#### Given exercise
Copy every line of the entries that includes the word "should".

#### Data for this exercise
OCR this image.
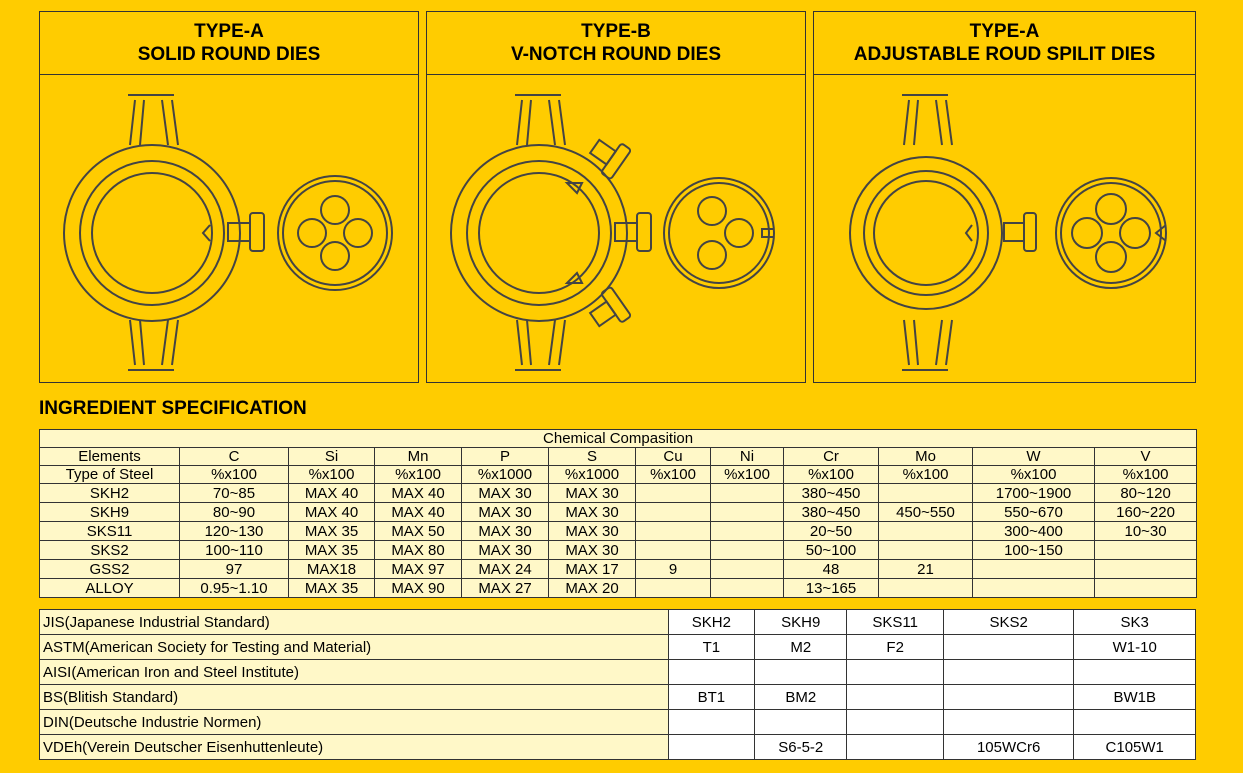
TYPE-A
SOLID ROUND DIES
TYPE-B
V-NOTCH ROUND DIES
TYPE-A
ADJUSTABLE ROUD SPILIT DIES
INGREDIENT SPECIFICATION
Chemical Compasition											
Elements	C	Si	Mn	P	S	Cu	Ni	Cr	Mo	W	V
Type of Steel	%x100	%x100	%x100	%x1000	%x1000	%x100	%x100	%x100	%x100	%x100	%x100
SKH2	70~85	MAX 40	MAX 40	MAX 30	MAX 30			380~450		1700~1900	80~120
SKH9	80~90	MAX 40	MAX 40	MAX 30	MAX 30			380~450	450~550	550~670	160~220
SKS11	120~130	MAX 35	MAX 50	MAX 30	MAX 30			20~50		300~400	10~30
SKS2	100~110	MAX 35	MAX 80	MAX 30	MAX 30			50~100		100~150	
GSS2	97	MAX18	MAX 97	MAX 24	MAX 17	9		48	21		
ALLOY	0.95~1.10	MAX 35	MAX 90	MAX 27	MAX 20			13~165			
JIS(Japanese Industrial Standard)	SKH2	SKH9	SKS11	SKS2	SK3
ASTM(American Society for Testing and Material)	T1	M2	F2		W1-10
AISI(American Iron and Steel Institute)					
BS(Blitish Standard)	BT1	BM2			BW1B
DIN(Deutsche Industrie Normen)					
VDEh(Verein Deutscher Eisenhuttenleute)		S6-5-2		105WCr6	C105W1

==

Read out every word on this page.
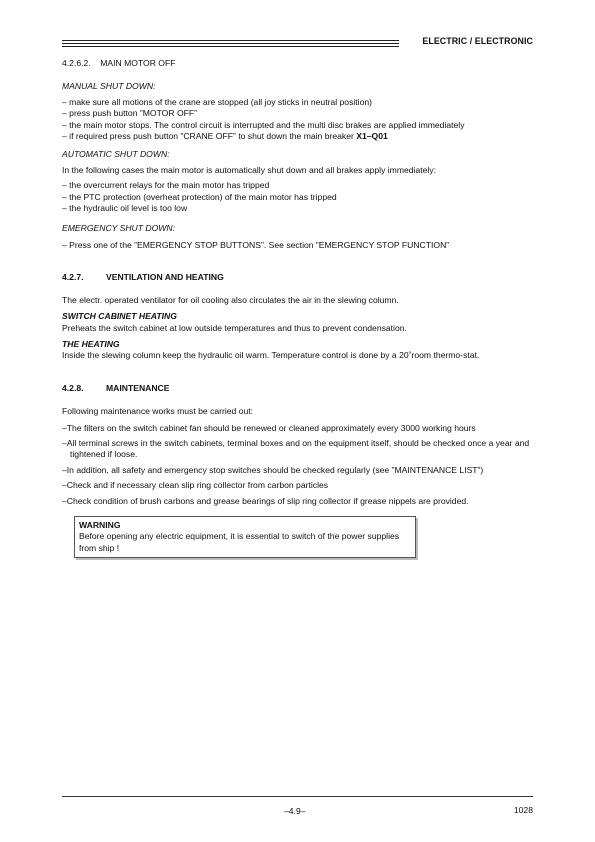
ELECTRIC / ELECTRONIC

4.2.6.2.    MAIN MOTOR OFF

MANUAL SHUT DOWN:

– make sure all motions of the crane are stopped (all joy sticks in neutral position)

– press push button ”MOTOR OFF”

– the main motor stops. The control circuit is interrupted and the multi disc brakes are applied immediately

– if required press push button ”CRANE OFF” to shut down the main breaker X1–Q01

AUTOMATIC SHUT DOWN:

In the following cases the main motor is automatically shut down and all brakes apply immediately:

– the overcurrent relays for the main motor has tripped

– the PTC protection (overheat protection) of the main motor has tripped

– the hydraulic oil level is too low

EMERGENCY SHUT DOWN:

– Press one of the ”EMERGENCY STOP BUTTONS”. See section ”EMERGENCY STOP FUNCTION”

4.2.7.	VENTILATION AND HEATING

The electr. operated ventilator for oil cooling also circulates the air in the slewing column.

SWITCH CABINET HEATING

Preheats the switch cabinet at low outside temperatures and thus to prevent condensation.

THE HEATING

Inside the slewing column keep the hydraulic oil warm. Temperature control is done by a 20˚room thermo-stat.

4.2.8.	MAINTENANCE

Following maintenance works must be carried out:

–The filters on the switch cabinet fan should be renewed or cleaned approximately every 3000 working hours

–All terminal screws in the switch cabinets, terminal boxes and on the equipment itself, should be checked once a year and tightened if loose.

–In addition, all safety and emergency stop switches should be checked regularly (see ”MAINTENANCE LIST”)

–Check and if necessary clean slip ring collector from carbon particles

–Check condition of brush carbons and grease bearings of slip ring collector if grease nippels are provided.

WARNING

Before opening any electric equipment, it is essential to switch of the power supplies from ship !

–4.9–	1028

#### Exercise answer
–The filters on the switch cabinet fan should be renewed or cleaned approximately every 3000 working hours
–All terminal screws in the switch cabinets, terminal boxes and on the equipment itself, should be checked once a year and tightened if loose.
–In addition, all safety and emergency stop switches should be checked regularly (see ”MAINTENANCE LIST”)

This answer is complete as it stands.